• Instructions to follow:
Find the string "الأقل" in the listing and report every line that has it.
START
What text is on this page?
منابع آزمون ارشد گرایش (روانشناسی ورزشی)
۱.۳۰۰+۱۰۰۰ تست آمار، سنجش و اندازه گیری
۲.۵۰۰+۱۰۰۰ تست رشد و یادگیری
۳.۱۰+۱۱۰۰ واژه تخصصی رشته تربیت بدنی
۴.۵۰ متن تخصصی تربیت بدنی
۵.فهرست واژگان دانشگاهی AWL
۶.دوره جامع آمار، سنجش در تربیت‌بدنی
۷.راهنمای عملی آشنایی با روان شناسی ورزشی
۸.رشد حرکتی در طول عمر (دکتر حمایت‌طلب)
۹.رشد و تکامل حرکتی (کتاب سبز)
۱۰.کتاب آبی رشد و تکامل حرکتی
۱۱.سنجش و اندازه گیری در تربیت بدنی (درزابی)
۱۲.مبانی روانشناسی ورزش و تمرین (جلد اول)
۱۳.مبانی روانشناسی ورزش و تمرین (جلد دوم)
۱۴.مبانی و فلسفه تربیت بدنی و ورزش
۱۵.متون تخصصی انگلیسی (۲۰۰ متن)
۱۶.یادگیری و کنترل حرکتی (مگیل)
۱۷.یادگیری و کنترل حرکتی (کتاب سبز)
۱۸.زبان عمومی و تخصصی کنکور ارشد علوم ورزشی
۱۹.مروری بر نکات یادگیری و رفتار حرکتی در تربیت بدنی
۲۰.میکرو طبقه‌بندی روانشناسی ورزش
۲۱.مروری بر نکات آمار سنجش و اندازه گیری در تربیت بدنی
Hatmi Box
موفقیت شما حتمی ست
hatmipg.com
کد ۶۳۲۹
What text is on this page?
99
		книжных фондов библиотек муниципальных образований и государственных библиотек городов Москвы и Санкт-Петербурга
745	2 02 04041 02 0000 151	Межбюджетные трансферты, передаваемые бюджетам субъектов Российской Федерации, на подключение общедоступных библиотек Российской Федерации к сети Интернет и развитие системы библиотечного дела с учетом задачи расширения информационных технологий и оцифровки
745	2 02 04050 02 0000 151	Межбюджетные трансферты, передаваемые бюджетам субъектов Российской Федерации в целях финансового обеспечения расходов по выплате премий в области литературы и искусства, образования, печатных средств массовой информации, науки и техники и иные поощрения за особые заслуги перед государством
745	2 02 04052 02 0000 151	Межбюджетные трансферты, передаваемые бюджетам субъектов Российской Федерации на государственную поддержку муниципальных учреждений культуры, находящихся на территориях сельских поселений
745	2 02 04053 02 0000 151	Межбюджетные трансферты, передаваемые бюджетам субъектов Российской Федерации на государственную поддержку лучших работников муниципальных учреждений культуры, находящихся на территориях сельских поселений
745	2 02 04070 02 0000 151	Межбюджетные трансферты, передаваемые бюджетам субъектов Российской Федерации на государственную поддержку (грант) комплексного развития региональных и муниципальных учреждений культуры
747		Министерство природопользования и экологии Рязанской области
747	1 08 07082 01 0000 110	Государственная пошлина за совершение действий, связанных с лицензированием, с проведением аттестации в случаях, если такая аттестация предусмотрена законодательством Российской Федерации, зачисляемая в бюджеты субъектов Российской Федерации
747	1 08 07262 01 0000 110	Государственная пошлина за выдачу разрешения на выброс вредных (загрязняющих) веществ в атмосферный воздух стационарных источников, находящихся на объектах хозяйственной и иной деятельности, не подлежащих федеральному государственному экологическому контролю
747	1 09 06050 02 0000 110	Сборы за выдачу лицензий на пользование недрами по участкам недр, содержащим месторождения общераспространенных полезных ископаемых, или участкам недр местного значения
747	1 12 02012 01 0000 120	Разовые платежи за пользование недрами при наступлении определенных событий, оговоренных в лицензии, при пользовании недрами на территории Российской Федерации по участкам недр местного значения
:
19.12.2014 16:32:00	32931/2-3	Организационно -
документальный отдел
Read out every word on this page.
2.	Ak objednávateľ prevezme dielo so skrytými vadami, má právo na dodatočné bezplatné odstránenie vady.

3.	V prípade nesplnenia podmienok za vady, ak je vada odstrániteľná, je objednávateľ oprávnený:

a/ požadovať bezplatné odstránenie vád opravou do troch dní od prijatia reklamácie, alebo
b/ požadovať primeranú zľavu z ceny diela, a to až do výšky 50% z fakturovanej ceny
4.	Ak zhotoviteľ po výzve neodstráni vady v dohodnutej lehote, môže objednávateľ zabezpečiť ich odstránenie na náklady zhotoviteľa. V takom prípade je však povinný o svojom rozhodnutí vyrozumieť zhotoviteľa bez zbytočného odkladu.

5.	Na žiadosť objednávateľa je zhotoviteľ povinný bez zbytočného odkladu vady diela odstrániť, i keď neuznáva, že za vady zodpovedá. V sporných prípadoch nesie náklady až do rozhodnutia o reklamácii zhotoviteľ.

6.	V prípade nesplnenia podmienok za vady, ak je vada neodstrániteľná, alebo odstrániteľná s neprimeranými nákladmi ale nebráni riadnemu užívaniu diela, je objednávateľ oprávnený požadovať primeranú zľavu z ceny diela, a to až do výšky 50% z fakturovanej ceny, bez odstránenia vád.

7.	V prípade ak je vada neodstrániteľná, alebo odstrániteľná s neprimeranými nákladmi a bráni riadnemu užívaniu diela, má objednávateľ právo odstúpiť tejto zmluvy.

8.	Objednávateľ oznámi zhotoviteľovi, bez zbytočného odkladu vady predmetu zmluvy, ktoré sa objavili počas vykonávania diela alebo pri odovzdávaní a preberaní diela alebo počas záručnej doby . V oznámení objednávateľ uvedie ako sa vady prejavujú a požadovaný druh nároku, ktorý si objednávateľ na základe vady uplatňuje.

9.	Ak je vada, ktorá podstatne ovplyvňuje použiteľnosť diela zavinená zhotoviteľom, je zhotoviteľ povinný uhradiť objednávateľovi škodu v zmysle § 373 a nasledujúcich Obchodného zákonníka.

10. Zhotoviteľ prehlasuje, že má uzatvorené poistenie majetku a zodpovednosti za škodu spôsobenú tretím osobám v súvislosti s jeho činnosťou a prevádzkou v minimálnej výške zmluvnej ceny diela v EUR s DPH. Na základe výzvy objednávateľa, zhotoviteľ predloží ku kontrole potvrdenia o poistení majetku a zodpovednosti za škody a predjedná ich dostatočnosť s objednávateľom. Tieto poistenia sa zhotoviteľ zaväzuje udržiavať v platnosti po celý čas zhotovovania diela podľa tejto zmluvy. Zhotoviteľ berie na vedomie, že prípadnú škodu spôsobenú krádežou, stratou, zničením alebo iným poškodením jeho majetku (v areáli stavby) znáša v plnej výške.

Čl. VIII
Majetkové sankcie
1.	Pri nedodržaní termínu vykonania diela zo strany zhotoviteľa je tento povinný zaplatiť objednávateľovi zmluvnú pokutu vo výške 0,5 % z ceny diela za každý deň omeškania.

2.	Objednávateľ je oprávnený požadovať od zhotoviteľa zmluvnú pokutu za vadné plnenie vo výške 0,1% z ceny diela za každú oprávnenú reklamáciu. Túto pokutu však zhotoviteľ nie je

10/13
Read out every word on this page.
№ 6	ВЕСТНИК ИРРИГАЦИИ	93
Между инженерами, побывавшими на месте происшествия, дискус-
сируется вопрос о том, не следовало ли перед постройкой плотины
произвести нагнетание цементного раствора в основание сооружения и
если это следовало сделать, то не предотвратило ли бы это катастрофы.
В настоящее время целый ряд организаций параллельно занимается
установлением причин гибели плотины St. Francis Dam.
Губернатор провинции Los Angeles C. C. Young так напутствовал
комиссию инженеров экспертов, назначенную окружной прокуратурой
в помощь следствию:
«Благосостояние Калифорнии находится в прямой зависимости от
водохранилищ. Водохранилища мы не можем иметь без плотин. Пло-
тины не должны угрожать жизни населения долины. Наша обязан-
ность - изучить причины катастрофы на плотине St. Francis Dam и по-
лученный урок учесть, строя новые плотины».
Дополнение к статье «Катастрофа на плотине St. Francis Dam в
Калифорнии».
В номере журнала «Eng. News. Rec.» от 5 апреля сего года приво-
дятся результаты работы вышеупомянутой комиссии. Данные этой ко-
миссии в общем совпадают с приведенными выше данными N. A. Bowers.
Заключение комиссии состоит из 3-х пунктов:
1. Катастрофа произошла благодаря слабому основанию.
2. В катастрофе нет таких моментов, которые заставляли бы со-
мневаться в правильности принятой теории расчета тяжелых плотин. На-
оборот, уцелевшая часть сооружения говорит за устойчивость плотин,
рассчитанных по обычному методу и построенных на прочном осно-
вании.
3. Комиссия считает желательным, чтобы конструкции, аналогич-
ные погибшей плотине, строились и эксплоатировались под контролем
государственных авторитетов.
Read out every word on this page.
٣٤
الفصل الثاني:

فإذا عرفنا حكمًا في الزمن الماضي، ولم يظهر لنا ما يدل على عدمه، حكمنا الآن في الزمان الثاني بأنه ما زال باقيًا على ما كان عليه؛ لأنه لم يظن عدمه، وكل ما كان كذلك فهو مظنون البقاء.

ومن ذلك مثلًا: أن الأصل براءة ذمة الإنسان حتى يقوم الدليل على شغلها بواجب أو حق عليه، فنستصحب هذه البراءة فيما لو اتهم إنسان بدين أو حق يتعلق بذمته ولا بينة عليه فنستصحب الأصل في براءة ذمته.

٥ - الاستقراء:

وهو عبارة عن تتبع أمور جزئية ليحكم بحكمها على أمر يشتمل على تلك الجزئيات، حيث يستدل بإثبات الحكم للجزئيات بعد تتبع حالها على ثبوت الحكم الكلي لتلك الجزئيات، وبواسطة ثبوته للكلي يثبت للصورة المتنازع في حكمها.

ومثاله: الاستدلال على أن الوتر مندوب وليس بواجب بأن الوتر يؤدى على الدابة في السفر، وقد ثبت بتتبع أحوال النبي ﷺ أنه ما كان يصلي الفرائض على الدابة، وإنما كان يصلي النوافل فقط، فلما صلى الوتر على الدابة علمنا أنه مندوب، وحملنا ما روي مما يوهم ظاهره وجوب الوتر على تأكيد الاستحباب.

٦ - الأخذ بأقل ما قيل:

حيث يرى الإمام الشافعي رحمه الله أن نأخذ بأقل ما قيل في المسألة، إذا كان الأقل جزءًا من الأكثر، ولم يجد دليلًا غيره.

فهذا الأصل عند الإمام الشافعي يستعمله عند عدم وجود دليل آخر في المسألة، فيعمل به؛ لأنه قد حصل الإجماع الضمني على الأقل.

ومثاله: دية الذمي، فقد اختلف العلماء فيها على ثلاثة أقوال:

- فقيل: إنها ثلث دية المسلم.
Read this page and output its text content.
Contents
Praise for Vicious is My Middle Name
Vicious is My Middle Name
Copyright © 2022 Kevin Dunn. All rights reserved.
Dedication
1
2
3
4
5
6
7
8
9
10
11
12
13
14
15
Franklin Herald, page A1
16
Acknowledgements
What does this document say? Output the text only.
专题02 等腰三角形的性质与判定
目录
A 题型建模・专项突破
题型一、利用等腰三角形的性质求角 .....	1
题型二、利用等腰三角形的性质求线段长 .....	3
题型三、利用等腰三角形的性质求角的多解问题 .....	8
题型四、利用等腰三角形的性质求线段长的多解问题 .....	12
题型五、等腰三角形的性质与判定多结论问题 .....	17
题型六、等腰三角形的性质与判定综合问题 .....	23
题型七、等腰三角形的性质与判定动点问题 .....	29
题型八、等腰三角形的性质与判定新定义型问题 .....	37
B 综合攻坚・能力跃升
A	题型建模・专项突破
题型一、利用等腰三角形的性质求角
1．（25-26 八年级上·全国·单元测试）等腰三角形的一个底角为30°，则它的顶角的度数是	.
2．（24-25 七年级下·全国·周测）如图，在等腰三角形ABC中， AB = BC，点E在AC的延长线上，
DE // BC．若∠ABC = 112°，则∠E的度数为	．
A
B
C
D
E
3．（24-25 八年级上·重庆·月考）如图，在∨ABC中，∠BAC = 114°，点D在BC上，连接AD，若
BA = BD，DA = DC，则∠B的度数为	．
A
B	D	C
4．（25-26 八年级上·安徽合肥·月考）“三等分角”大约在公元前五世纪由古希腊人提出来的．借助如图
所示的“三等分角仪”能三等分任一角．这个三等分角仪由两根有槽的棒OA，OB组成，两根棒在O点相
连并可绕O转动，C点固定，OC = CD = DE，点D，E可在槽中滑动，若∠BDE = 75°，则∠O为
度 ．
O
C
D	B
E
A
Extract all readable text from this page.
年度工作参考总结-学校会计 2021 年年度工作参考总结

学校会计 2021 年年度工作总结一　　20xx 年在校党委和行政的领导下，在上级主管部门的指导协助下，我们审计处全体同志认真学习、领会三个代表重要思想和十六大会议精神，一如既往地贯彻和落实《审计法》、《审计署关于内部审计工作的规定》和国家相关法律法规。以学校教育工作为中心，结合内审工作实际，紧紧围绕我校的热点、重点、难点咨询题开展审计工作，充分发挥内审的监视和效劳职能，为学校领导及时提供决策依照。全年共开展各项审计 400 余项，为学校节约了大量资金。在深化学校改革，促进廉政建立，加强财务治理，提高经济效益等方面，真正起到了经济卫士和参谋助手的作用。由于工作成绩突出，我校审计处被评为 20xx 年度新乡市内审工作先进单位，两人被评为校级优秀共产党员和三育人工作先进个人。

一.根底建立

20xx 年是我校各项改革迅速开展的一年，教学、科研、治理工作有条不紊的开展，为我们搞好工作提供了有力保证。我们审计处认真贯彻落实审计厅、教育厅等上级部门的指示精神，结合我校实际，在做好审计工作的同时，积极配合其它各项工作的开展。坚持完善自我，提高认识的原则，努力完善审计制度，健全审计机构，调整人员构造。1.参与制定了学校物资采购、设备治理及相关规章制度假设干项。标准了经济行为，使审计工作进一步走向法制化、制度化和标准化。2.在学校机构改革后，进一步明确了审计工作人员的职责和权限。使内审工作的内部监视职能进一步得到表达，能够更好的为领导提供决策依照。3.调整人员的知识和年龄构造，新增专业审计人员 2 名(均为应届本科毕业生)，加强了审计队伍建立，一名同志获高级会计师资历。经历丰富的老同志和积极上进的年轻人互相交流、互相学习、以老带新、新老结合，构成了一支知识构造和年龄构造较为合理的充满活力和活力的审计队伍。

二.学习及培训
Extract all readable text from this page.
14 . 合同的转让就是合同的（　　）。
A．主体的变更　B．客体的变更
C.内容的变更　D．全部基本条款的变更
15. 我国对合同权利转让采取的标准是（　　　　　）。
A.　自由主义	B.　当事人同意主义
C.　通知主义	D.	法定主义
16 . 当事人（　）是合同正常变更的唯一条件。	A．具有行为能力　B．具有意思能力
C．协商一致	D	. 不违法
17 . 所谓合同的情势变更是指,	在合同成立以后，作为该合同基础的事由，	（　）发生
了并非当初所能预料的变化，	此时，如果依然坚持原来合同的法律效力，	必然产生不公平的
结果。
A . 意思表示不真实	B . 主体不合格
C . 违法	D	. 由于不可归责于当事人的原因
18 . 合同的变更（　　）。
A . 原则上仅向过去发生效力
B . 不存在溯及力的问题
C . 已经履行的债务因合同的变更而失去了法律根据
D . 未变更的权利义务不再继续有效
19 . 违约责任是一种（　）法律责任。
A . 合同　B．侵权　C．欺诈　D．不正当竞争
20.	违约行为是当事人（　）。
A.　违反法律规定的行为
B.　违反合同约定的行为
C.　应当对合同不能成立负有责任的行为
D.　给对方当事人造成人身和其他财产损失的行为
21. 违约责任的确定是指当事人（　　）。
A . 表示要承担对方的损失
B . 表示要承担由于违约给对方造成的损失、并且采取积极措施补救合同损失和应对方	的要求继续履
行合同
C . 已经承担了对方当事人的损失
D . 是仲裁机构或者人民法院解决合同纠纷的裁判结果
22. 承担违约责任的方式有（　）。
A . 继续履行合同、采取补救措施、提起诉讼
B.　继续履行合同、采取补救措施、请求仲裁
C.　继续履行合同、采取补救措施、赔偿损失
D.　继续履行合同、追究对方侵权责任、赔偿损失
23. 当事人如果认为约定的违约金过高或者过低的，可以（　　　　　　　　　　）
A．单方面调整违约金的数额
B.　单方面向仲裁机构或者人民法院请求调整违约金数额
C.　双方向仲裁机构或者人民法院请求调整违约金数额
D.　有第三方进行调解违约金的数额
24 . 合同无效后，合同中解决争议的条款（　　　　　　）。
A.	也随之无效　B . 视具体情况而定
END
• Answer below:
حيث يرى الإمام الشافعي رحمه الله أن نأخذ بأقل ما قيل في المسألة، إذا كان الأقل جزءًا من الأكثر، ولم يجد دليلًا غيره.
فهذا الأصل عند الإمام الشافعي يستعمله عند عدم وجود دليل آخر في المسألة، فيعمل به؛ لأنه قد حصل الإجماع الضمني على الأقل.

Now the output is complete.